◆ INSTRUCTIONS FOR THE TASK
Write out the full set of records exactly. Any pictures in them do not belong in the copy.

◆ INFORMATION SUPPLIED
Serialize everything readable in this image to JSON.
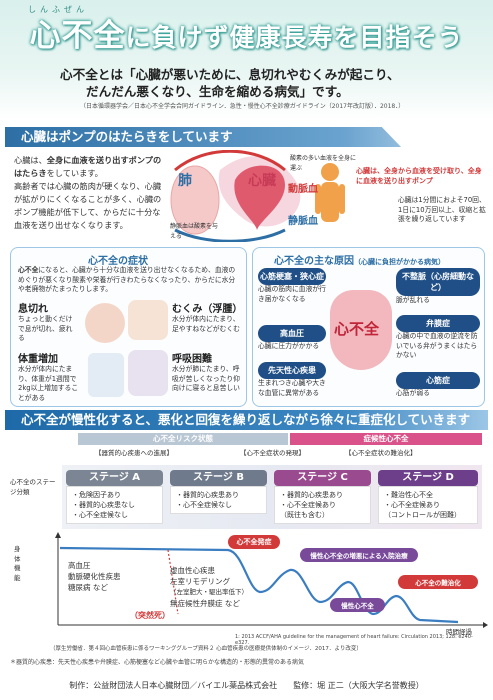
{
  "header": {
    "ruby": "しんふぜん",
    "title_part1": "心不全",
    "title_part2": "に負けず健康長寿を目指そう",
    "lead_line1": "心不全とは「心臓が悪いために、息切れやむくみが起こり、",
    "lead_line2": "だんだん悪くなり、生命を縮める病気」です。",
    "citation": "（日本循環器学会／日本心不全学会合同ガイドライン．急性・慢性心不全診療ガイドライン（2017年改訂版）．2018．）"
  },
  "section1": {
    "heading": "心臓はポンプのはたらきをしています",
    "intro_a": "心臓は、",
    "intro_b": "全身に血液を送り出すポンプのはたらき",
    "intro_c": "をしています。",
    "intro_d": "高齢者では心臓の筋肉が硬くなり、心臓が拡がりにくくなることが多く、心臓のポンプ機能が低下して、からだに十分な血液を送り出せなくなります。",
    "lung_label": "肺",
    "heart_label": "心臓",
    "vein_label": "静脈血",
    "artery_label": "動脈血",
    "oxygen_rich": "酸素の多い血液を全身に運ぶ",
    "oxygen_poor": "静脈血は酸素を与える",
    "right_a": "心臓は、全身から血液を受け取り、全身に血液を送り出すポンプ",
    "right_b": "心臓は1分間におよそ70回、1日に10万回以上、収縮と拡張を繰り返しています"
  },
  "symptoms": {
    "title": "心不全の症状",
    "desc_a": "心不全",
    "desc_b": "になると、心臓から十分な血液を送り出せなくなるため、血液のめぐりが悪くなり酸素や栄養が行きわたらなくなったり、からだに水分や老廃物がたまったりします。",
    "items": [
      {
        "name": "息切れ",
        "desc": "ちょっと動くだけで息が切れ、疲れる"
      },
      {
        "name": "むくみ（浮腫）",
        "desc": "水分が体内にたまり、足やすねなどがむくむ"
      },
      {
        "name": "体重増加",
        "desc": "水分が体内にたまり、体重が1週間で2kg以上増加することがある"
      },
      {
        "name": "呼吸困難",
        "desc": "水分が肺にたまり、呼吸が苦しくなったり仰向けに寝ると息苦しい"
      }
    ]
  },
  "causes": {
    "title": "心不全の主な原因",
    "subtitle": "（心臓に負担がかかる病気）",
    "center": "心不全",
    "items": [
      {
        "name": "心筋梗塞・狭心症",
        "desc": "心臓の筋肉に血液が行き届かなくなる"
      },
      {
        "name": "不整脈（心房細動など）",
        "desc": "脈が乱れる"
      },
      {
        "name": "高血圧",
        "desc": "心臓に圧力がかかる"
      },
      {
        "name": "弁膜症",
        "desc": "心臓の中で血液の逆流を防いでいる弁がうまくはたらかない"
      },
      {
        "name": "先天性心疾患",
        "desc": "生まれつき心臓や大きな血管に異常がある"
      },
      {
        "name": "心筋症",
        "desc": "心筋が弱る"
      }
    ]
  },
  "section2": {
    "heading": "心不全が慢性化すると、悪化と回復を繰り返しながら徐々に重症化していきます",
    "band_risk": "心不全リスク状態",
    "band_chronic": "症候性心不全",
    "sub_a": "【器質的心疾患への進展】",
    "sub_b": "【心不全症状の発現】",
    "sub_c": "【心不全症状の難治化】",
    "stage_axis": "心不全のステージ分類",
    "stages": [
      {
        "label": "ステージ A",
        "items": [
          "・危険因子あり",
          "・器質的心疾患なし",
          "・心不全症候なし"
        ]
      },
      {
        "label": "ステージ B",
        "items": [
          "・器質的心疾患あり",
          "・心不全症候なし"
        ]
      },
      {
        "label": "ステージ C",
        "items": [
          "・器質的心疾患あり",
          "・心不全症候あり",
          "（既往も含む）"
        ]
      },
      {
        "label": "ステージ D",
        "items": [
          "・難治性心不全",
          "・心不全症候あり",
          "（コントロールが困難）"
        ]
      }
    ],
    "y_axis": "身体機能",
    "x_axis": "時間経過",
    "risk_list": [
      "高血圧",
      "動脈硬化性疾患",
      "糖尿病 など"
    ],
    "disease_list": [
      "虚血性心疾患",
      "左室リモデリング",
      "（左室肥大・駆出率低下）",
      "無症候性弁膜症 など"
    ],
    "sudden_death": "（突然死）",
    "onset": "心不全発症",
    "worsen": "慢性心不全の増悪による入院治療",
    "refractory": "心不全の難治化",
    "chronic_label": "慢性心不全",
    "ref1": "1: 2013 ACCF/AHA guideline for the management of heart failure: Circulation 2013; 128: e240-e327.",
    "ref2": "（厚生労働省．第４回心血管疾患に係るワーキンググループ資料２ 心血管疾患の医療提供体制のイメージ．2017．より改変）",
    "footnote": "＊器質的心疾患：先天性心疾患や弁膜症、心筋梗塞など心臓や血管に明らかな構造的・形態的異常のある病気"
  },
  "footer": {
    "producer": "制作：公益財団法人日本心臓財団／バイエル薬品株式会社",
    "supervisor": "監修：堀 正二（大阪大学名誉教授）"
  },
  "colors": {
    "teal": "#3aa39a",
    "blue": "#2d6fa5",
    "red": "#d23a3a",
    "purple": "#7a4a9a",
    "navy": "#1f4f86"
  }
}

◆ SOLUTION BELOW
Serialize everything readable in this image to JSON.
{
  "header": {
    "ruby": "しんふぜん",
    "title_part1": "心不全",
    "title_part2": "に負けず健康長寿を目指そう",
    "lead_line1": "心不全とは「心臓が悪いために、息切れやむくみが起こり、",
    "lead_line2": "だんだん悪くなり、生命を縮める病気」です。",
    "citation": "（日本循環器学会／日本心不全学会合同ガイドライン．急性・慢性心不全診療ガイドライン（2017年改訂版）．2018．）"
  },
  "section1": {
    "heading": "心臓はポンプのはたらきをしています",
    "intro_a": "心臓は、",
    "intro_b": "全身に血液を送り出すポンプのはたらき",
    "intro_c": "をしています。",
    "intro_d": "高齢者では心臓の筋肉が硬くなり、心臓が拡がりにくくなることが多く、心臓のポンプ機能が低下して、からだに十分な血液を送り出せなくなります。",
    "lung_label": "肺",
    "heart_label": "心臓",
    "vein_label": "静脈血",
    "artery_label": "動脈血",
    "oxygen_rich": "酸素の多い血液を全身に運ぶ",
    "oxygen_poor": "静脈血は酸素を与える",
    "right_a": "心臓は、全身から血液を受け取り、全身に血液を送り出すポンプ",
    "right_b": "心臓は1分間におよそ70回、1日に10万回以上、収縮と拡張を繰り返しています"
  },
  "symptoms": {
    "title": "心不全の症状",
    "desc_a": "心不全",
    "desc_b": "になると、心臓から十分な血液を送り出せなくなるため、血液のめぐりが悪くなり酸素や栄養が行きわたらなくなったり、からだに水分や老廃物がたまったりします。",
    "items": [
      {
        "name": "息切れ",
        "desc": "ちょっと動くだけで息が切れ、疲れる"
      },
      {
        "name": "むくみ（浮腫）",
        "desc": "水分が体内にたまり、足やすねなどがむくむ"
      },
      {
        "name": "体重増加",
        "desc": "水分が体内にたまり、体重が1週間で2kg以上増加することがある"
      },
      {
        "name": "呼吸困難",
        "desc": "水分が肺にたまり、呼吸が苦しくなったり仰向けに寝ると息苦しい"
      }
    ]
  },
  "causes": {
    "title": "心不全の主な原因",
    "subtitle": "（心臓に負担がかかる病気）",
    "center": "心不全",
    "items": [
      {
        "name": "心筋梗塞・狭心症",
        "desc": "心臓の筋肉に血液が行き届かなくなる"
      },
      {
        "name": "不整脈（心房細動など）",
        "desc": "脈が乱れる"
      },
      {
        "name": "高血圧",
        "desc": "心臓に圧力がかかる"
      },
      {
        "name": "弁膜症",
        "desc": "心臓の中で血液の逆流を防いでいる弁がうまくはたらかない"
      },
      {
        "name": "先天性心疾患",
        "desc": "生まれつき心臓や大きな血管に異常がある"
      },
      {
        "name": "心筋症",
        "desc": "心筋が弱る"
      }
    ]
  },
  "section2": {
    "heading": "心不全が慢性化すると、悪化と回復を繰り返しながら徐々に重症化していきます",
    "band_risk": "心不全リスク状態",
    "band_chronic": "症候性心不全",
    "sub_a": "【器質的心疾患への進展】",
    "sub_b": "【心不全症状の発現】",
    "sub_c": "【心不全症状の難治化】",
    "stage_axis": "心不全のステージ分類",
    "stages": [
      {
        "label": "ステージ A",
        "items": [
          "・危険因子あり",
          "・器質的心疾患なし",
          "・心不全症候なし"
        ]
      },
      {
        "label": "ステージ B",
        "items": [
          "・器質的心疾患あり",
          "・心不全症候なし"
        ]
      },
      {
        "label": "ステージ C",
        "items": [
          "・器質的心疾患あり",
          "・心不全症候あり",
          "（既往も含む）"
        ]
      },
      {
        "label": "ステージ D",
        "items": [
          "・難治性心不全",
          "・心不全症候あり",
          "（コントロールが困難）"
        ]
      }
    ],
    "y_axis": "身体機能",
    "x_axis": "時間経過",
    "risk_list": [
      "高血圧",
      "動脈硬化性疾患",
      "糖尿病 など"
    ],
    "disease_list": [
      "虚血性心疾患",
      "左室リモデリング",
      "（左室肥大・駆出率低下）",
      "無症候性弁膜症 など"
    ],
    "sudden_death": "（突然死）",
    "onset": "心不全発症",
    "worsen": "慢性心不全の増悪による入院治療",
    "refractory": "心不全の難治化",
    "chronic_label": "慢性心不全",
    "ref1": "1: 2013 ACCF/AHA guideline for the management of heart failure: Circulation 2013; 128: e240-e327.",
    "ref2": "（厚生労働省．第４回心血管疾患に係るワーキンググループ資料２ 心血管疾患の医療提供体制のイメージ．2017．より改変）",
    "footnote": "＊器質的心疾患：先天性心疾患や弁膜症、心筋梗塞など心臓や血管に明らかな構造的・形態的異常のある病気"
  },
  "footer": {
    "producer": "制作：公益財団法人日本心臓財団／バイエル薬品株式会社",
    "supervisor": "監修：堀 正二（大阪大学名誉教授）"
  },
  "colors": {
    "teal": "#3aa39a",
    "blue": "#2d6fa5",
    "red": "#d23a3a",
    "purple": "#7a4a9a",
    "navy": "#1f4f86"
  }
}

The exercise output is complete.